Dataset entries
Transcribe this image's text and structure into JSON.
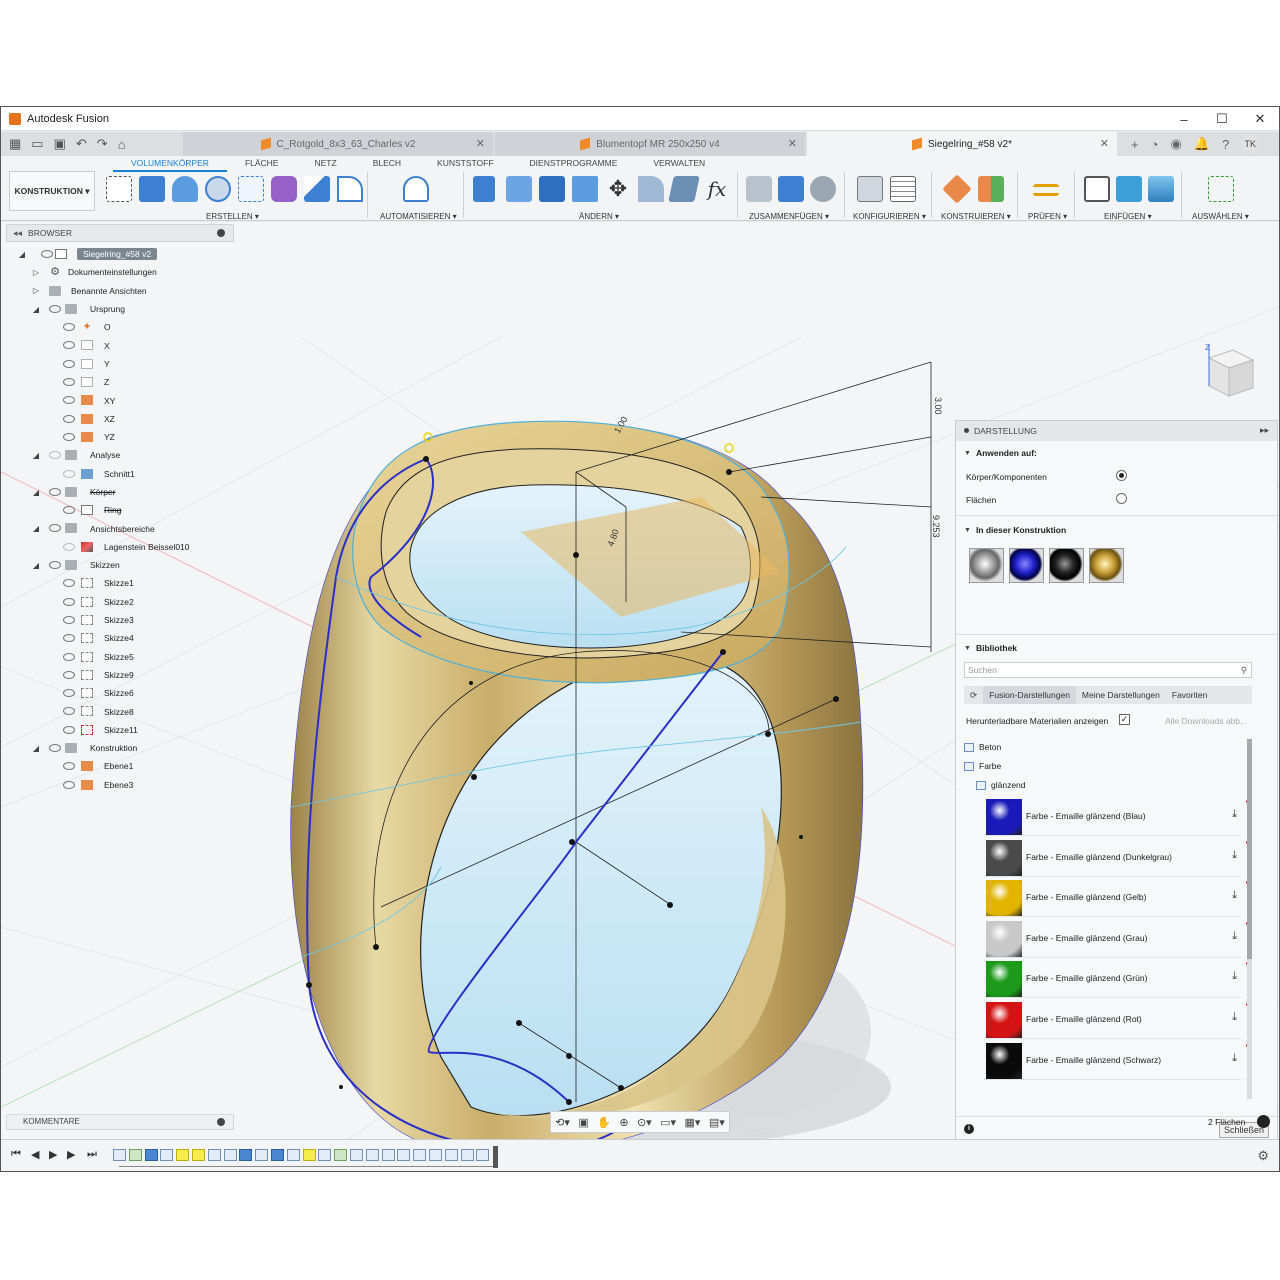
{
  "window": {
    "title": "Autodesk Fusion",
    "controls": [
      "–",
      "☐",
      "✕"
    ]
  },
  "tabs": [
    {
      "label": "C_Rotgold_8x3_63_Charles v2",
      "active": false
    },
    {
      "label": "Blumentopf MR 250x250 v4",
      "active": false
    },
    {
      "label": "Siegelring_#58 v2*",
      "active": true
    }
  ],
  "user_initials": "TK",
  "ribbon": {
    "workspace": "KONSTRUKTION",
    "tabs": [
      "VOLUMENKÖRPER",
      "FLÄCHE",
      "NETZ",
      "BLECH",
      "KUNSTSTOFF",
      "DIENSTPROGRAMME",
      "VERWALTEN"
    ],
    "groups": [
      "ERSTELLEN",
      "AUTOMATISIEREN",
      "ÄNDERN",
      "ZUSAMMENFÜGEN",
      "KONFIGURIEREN",
      "KONSTRUIEREN",
      "PRÜFEN",
      "EINFÜGEN",
      "AUSWÄHLEN"
    ]
  },
  "browser": {
    "title": "BROWSER",
    "root": "Siegelring_#58 v2",
    "items": [
      "Dokumenteinstellungen",
      "Benannte Ansichten",
      "Ursprung",
      "O",
      "X",
      "Y",
      "Z",
      "XY",
      "XZ",
      "YZ",
      "Analyse",
      "Schnitt1",
      "Körper",
      "Ring",
      "Ansichtsbereiche",
      "Lagenstein Beissel010",
      "Skizzen",
      "Skizze1",
      "Skizze2",
      "Skizze3",
      "Skizze4",
      "Skizze5",
      "Skizze9",
      "Skizze6",
      "Skizze8",
      "Skizze11",
      "Konstruktion",
      "Ebene1",
      "Ebene3"
    ]
  },
  "dimensions": {
    "d1": "3.00",
    "d2": "9.253",
    "d3": "1.00",
    "d4": "4.80"
  },
  "darstellung": {
    "title": "DARSTELLUNG",
    "apply_heading": "Anwenden auf:",
    "opt_bodies": "Körper/Komponenten",
    "opt_faces": "Flächen",
    "in_design_heading": "In dieser Konstruktion",
    "library_heading": "Bibliothek",
    "search_placeholder": "Suchen",
    "lib_tabs": [
      "Fusion-Darstellungen",
      "Meine Darstellungen",
      "Favoriten"
    ],
    "downloadable_label": "Herunterladbare Materialien anzeigen",
    "all_downloads": "Alle Downloads abb...",
    "folders": [
      "Beton",
      "Farbe",
      "glänzend"
    ],
    "materials": [
      {
        "name": "Farbe - Emaille glänzend (Blau)",
        "color": "#1a1ab8"
      },
      {
        "name": "Farbe - Emaille glänzend (Dunkelgrau)",
        "color": "#4a4a4a"
      },
      {
        "name": "Farbe - Emaille glänzend (Gelb)",
        "color": "#e0b400"
      },
      {
        "name": "Farbe - Emaille glänzend (Grau)",
        "color": "#c8c8c8"
      },
      {
        "name": "Farbe - Emaille glänzend (Grün)",
        "color": "#1b9a1b"
      },
      {
        "name": "Farbe - Emaille glänzend (Rot)",
        "color": "#d41414"
      },
      {
        "name": "Farbe - Emaille glänzend (Schwarz)",
        "color": "#0a0a0a"
      }
    ],
    "close_label": "Schließen"
  },
  "comments_label": "KOMMENTARE",
  "status_text": "2 Flächen"
}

### Exercise objective
Working from the listing above, pick out every line that has "Farbe" and copy it.

### Answer to the problem
      "Farbe",
        "name": "Farbe - Emaille glänzend (Blau)",
        "name": "Farbe - Emaille glänzend (Dunkelgrau)",
        "name": "Farbe - Emaille glänzend (Gelb)",
        "name": "Farbe - Emaille glänzend (Grau)",
        "name": "Farbe - Emaille glänzend (Grün)",
        "name": "Farbe - Emaille glänzend (Rot)",
        "name": "Farbe - Emaille glänzend (Schwarz)",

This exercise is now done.